• INSTRUCTIONS FOR THE TASK
Return all lines where the word "JSON" can be found.

• RECORDS TO PROCESS
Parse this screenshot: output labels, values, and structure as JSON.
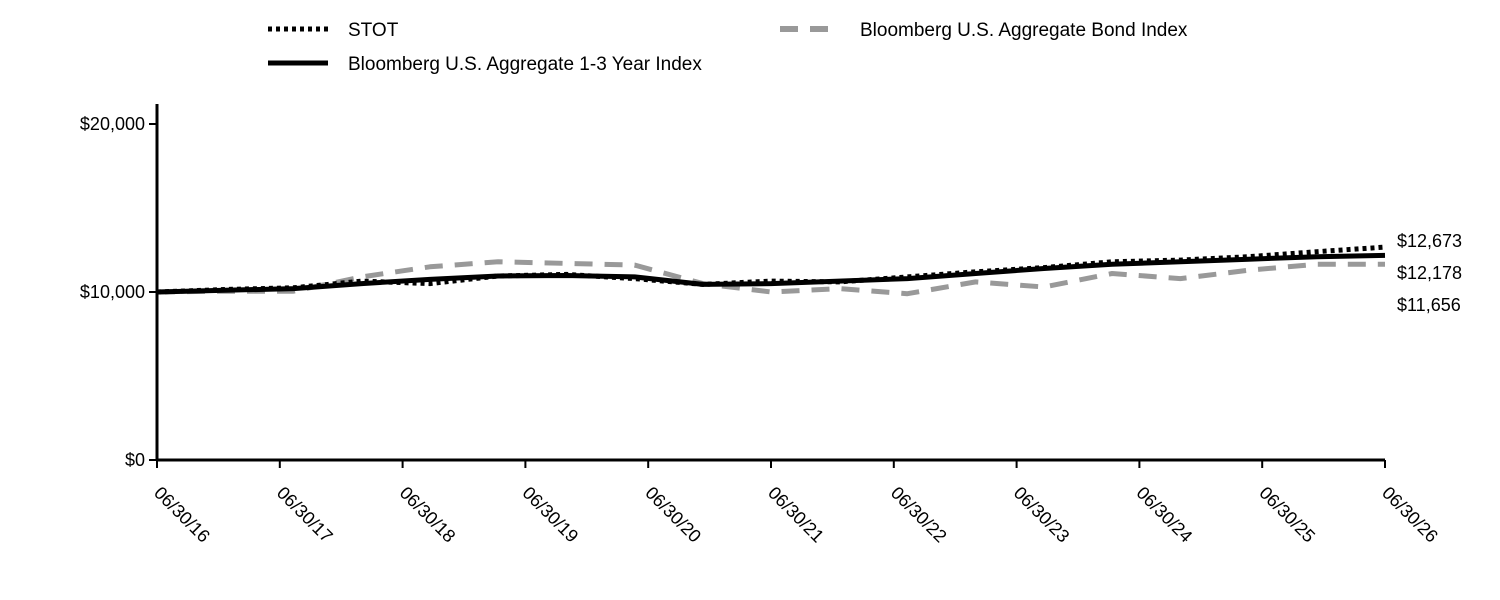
{
  "chart_data": {
    "type": "line",
    "title": "",
    "xlabel": "",
    "ylabel": "",
    "x_ticks": [
      "06/30/16",
      "06/30/17",
      "06/30/18",
      "06/30/19",
      "06/30/20",
      "06/30/21",
      "06/30/22",
      "06/30/23",
      "06/30/24",
      "06/30/25",
      "06/30/26"
    ],
    "y_ticks": [
      "$0",
      "$10,000",
      "$20,000"
    ],
    "ylim": [
      0,
      20000
    ],
    "grid": false,
    "legend_position": "top",
    "series": [
      {
        "name": "STOT",
        "style": "dotted",
        "color": "#000000",
        "end_label": "$12,673",
        "values": [
          10000,
          10150,
          10250,
          10650,
          10500,
          10950,
          11050,
          10800,
          10450,
          10650,
          10600,
          10900,
          11200,
          11450,
          11800,
          11900,
          12100,
          12400,
          12673
        ]
      },
      {
        "name": "Bloomberg U.S. Aggregate Bond Index",
        "style": "dashed",
        "color": "#999999",
        "end_label": "$11,656",
        "values": [
          10000,
          10050,
          10050,
          10900,
          11500,
          11800,
          11700,
          11600,
          10500,
          10000,
          10200,
          9900,
          10600,
          10300,
          11100,
          10800,
          11300,
          11650,
          11656
        ]
      },
      {
        "name": "Bloomberg U.S. Aggregate 1-3 Year Index",
        "style": "solid",
        "color": "#000000",
        "end_label": "$12,178",
        "values": [
          10000,
          10100,
          10200,
          10500,
          10750,
          10950,
          10980,
          10900,
          10450,
          10500,
          10650,
          10800,
          11100,
          11400,
          11650,
          11800,
          11950,
          12100,
          12178
        ]
      }
    ]
  }
}
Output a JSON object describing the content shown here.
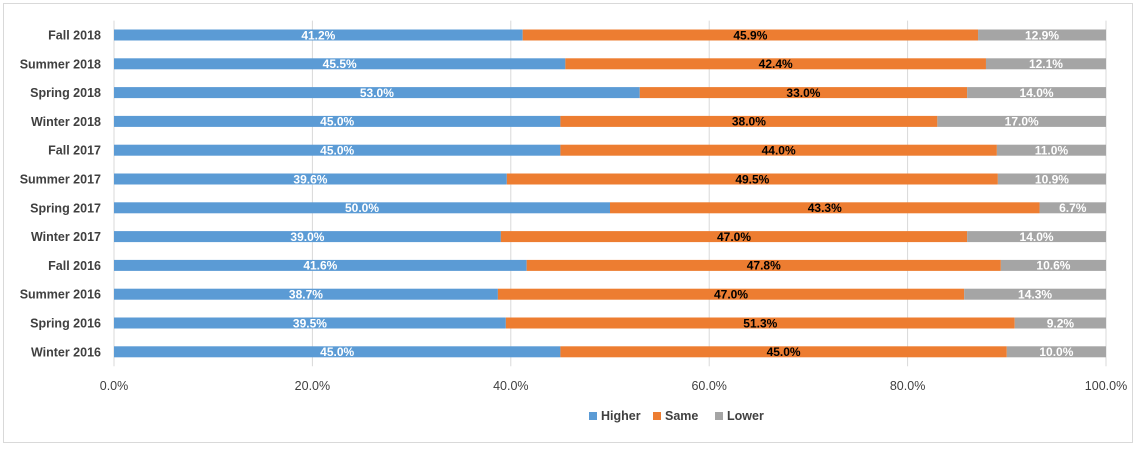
{
  "colors": {
    "Higher": "#5b9bd5",
    "Same": "#ed7d31",
    "Lower": "#a5a5a5",
    "grid": "#d9d9d9"
  },
  "chart_data": {
    "type": "bar",
    "orientation": "horizontal",
    "stacked": "percent",
    "categories": [
      "Fall 2018",
      "Summer 2018",
      "Spring 2018",
      "Winter 2018",
      "Fall 2017",
      "Summer 2017",
      "Spring 2017",
      "Winter 2017",
      "Fall 2016",
      "Summer 2016",
      "Spring 2016",
      "Winter 2016"
    ],
    "series": [
      {
        "name": "Higher",
        "values": [
          41.2,
          45.5,
          53.0,
          45.0,
          45.0,
          39.6,
          50.0,
          39.0,
          41.6,
          38.7,
          39.5,
          45.0
        ],
        "labels": [
          "41.2%",
          "45.5%",
          "53.0%",
          "45.0%",
          "45.0%",
          "39.6%",
          "50.0%",
          "39.0%",
          "41.6%",
          "38.7%",
          "39.5%",
          "45.0%"
        ]
      },
      {
        "name": "Same",
        "values": [
          45.9,
          42.4,
          33.0,
          38.0,
          44.0,
          49.5,
          43.3,
          47.0,
          47.8,
          47.0,
          51.3,
          45.0
        ],
        "labels": [
          "45.9%",
          "42.4%",
          "33.0%",
          "38.0%",
          "44.0%",
          "49.5%",
          "43.3%",
          "47.0%",
          "47.8%",
          "47.0%",
          "51.3%",
          "45.0%"
        ]
      },
      {
        "name": "Lower",
        "values": [
          12.9,
          12.1,
          14.0,
          17.0,
          11.0,
          10.9,
          6.7,
          14.0,
          10.6,
          14.3,
          9.2,
          10.0
        ],
        "labels": [
          "12.9%",
          "12.1%",
          "14.0%",
          "17.0%",
          "11.0%",
          "10.9%",
          "6.7%",
          "14.0%",
          "10.6%",
          "14.3%",
          "9.2%",
          "10.0%"
        ]
      }
    ],
    "xlim": [
      0,
      100
    ],
    "xticks": [
      "0.0%",
      "20.0%",
      "40.0%",
      "60.0%",
      "80.0%",
      "100.0%"
    ],
    "xtick_values": [
      0,
      20,
      40,
      60,
      80,
      100
    ],
    "title": "",
    "xlabel": "",
    "ylabel": "",
    "grid": true,
    "legend_position": "bottom"
  }
}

• EXERCISE RESULT
Parse this screenshot: output labels, values, and structure as JSON.
Output a JSON object describing the content shown here.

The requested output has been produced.